• Figure content listings:
·····
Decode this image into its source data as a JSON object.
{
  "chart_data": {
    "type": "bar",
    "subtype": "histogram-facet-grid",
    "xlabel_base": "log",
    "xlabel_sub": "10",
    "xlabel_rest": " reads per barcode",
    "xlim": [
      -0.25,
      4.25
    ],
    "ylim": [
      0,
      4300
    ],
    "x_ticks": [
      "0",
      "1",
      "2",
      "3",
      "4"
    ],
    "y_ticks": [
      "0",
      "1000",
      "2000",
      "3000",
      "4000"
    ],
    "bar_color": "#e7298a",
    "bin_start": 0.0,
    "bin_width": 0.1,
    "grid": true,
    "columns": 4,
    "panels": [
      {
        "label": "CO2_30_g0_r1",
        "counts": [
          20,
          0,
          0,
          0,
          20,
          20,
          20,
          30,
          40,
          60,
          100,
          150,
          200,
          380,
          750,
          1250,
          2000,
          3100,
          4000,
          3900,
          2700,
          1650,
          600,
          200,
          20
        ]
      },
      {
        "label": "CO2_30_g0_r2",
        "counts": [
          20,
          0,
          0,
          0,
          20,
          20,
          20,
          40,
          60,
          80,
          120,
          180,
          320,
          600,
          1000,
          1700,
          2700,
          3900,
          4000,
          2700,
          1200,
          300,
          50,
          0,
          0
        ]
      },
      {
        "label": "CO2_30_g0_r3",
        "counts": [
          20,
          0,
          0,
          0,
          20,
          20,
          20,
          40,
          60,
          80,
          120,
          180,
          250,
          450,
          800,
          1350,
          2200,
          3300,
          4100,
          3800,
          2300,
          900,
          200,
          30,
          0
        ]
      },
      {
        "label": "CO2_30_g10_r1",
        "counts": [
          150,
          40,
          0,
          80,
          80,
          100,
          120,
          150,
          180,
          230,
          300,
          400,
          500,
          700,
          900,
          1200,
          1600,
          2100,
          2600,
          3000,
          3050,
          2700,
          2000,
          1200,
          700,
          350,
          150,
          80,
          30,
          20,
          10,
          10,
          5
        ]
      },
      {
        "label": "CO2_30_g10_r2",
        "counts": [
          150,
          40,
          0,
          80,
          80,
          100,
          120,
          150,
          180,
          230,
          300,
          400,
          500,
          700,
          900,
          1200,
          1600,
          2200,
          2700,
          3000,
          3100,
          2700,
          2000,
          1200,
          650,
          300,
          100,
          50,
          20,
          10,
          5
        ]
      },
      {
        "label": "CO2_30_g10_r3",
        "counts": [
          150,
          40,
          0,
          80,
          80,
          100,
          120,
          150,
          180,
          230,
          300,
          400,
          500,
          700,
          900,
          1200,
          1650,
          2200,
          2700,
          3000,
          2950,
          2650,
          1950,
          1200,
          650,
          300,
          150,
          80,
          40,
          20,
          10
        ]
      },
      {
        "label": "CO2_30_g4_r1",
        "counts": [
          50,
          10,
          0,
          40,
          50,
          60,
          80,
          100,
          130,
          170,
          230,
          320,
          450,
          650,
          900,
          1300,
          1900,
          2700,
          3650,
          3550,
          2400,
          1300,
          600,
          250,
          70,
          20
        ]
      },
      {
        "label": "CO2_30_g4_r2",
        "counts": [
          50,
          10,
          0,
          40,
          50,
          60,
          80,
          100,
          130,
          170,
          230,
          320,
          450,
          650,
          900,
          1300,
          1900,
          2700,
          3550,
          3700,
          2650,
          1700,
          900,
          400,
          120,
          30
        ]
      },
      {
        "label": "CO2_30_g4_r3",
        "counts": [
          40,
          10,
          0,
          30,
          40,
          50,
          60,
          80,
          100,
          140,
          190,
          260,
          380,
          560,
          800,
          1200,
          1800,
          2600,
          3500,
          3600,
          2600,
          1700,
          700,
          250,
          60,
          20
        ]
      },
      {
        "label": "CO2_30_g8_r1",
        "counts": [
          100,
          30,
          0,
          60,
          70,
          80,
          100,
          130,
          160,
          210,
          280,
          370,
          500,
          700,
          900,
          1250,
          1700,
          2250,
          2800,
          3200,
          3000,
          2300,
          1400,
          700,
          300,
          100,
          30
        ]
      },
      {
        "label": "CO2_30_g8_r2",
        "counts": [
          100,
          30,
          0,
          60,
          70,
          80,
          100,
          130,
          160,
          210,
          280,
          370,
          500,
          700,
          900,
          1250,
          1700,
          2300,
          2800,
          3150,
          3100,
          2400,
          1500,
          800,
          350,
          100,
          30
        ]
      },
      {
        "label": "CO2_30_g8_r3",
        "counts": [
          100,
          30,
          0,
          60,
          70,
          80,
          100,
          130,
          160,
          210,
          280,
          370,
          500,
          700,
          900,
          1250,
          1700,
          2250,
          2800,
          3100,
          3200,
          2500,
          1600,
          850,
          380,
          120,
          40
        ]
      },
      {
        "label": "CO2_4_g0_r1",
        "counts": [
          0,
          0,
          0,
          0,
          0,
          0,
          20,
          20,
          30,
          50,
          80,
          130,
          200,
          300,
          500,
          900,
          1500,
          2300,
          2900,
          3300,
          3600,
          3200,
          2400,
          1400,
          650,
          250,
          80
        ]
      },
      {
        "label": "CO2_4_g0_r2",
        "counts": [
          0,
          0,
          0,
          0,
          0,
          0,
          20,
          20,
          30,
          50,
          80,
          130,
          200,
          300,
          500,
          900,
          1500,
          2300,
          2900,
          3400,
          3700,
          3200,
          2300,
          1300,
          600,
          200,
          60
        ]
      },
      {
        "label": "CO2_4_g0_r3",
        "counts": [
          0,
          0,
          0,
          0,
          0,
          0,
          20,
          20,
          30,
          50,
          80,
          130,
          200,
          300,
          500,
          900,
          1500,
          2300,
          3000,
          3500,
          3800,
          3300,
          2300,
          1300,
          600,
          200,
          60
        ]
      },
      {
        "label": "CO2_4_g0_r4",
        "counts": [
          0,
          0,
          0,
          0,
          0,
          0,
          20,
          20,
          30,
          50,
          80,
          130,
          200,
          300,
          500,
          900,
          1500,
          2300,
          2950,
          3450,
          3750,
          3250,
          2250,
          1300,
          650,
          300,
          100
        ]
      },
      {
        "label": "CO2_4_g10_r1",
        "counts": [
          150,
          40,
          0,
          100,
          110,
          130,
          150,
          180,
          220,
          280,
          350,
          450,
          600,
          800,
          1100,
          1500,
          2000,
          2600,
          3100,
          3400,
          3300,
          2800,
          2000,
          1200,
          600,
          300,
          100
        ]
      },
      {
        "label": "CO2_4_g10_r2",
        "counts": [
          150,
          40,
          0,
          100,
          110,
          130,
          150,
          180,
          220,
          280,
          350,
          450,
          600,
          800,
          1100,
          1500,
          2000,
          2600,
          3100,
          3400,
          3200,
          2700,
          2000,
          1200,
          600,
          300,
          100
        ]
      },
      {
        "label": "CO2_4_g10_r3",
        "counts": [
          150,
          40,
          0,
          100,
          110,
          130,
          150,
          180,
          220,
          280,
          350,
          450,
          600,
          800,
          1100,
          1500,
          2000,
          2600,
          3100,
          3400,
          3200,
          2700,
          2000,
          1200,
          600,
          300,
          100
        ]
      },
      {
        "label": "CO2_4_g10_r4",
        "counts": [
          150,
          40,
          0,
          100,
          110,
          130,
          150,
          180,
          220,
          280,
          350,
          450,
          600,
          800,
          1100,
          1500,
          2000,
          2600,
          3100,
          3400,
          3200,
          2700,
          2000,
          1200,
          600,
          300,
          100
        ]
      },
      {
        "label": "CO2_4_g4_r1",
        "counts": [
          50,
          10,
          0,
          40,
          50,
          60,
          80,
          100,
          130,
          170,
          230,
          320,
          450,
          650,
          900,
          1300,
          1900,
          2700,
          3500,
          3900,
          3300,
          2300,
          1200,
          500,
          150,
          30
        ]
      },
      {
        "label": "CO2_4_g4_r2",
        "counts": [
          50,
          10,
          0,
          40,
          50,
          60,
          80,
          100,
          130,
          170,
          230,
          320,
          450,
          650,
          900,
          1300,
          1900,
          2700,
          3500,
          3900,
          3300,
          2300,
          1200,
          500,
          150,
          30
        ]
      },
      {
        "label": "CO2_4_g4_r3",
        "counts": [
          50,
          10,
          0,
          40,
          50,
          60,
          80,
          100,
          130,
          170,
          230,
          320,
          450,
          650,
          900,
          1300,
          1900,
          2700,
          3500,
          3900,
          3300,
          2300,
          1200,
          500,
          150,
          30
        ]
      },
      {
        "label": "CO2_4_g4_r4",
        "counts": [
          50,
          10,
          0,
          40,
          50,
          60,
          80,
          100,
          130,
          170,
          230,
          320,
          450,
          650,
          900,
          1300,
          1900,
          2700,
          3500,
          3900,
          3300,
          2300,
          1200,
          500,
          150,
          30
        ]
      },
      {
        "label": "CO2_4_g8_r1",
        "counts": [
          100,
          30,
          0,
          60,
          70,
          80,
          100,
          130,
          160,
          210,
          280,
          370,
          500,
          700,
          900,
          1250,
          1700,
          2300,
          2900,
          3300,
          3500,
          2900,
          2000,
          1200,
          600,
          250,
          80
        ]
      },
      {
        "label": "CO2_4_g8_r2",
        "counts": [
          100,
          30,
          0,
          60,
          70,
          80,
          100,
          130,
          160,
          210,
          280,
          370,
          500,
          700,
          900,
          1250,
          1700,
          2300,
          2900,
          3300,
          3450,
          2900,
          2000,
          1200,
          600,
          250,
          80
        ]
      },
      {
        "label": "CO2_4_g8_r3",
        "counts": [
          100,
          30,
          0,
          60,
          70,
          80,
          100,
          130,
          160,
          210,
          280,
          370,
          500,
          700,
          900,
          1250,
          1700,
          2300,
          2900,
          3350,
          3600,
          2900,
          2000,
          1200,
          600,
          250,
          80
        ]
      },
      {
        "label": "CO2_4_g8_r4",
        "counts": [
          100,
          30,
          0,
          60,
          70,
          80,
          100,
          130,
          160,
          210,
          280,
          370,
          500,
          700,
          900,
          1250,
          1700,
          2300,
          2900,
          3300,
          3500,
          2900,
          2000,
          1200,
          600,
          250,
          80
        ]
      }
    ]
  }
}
·····
• TASK GOAL: Say, as a number only, how many lines of the data contain "grid".

• FINAL RESULT: 2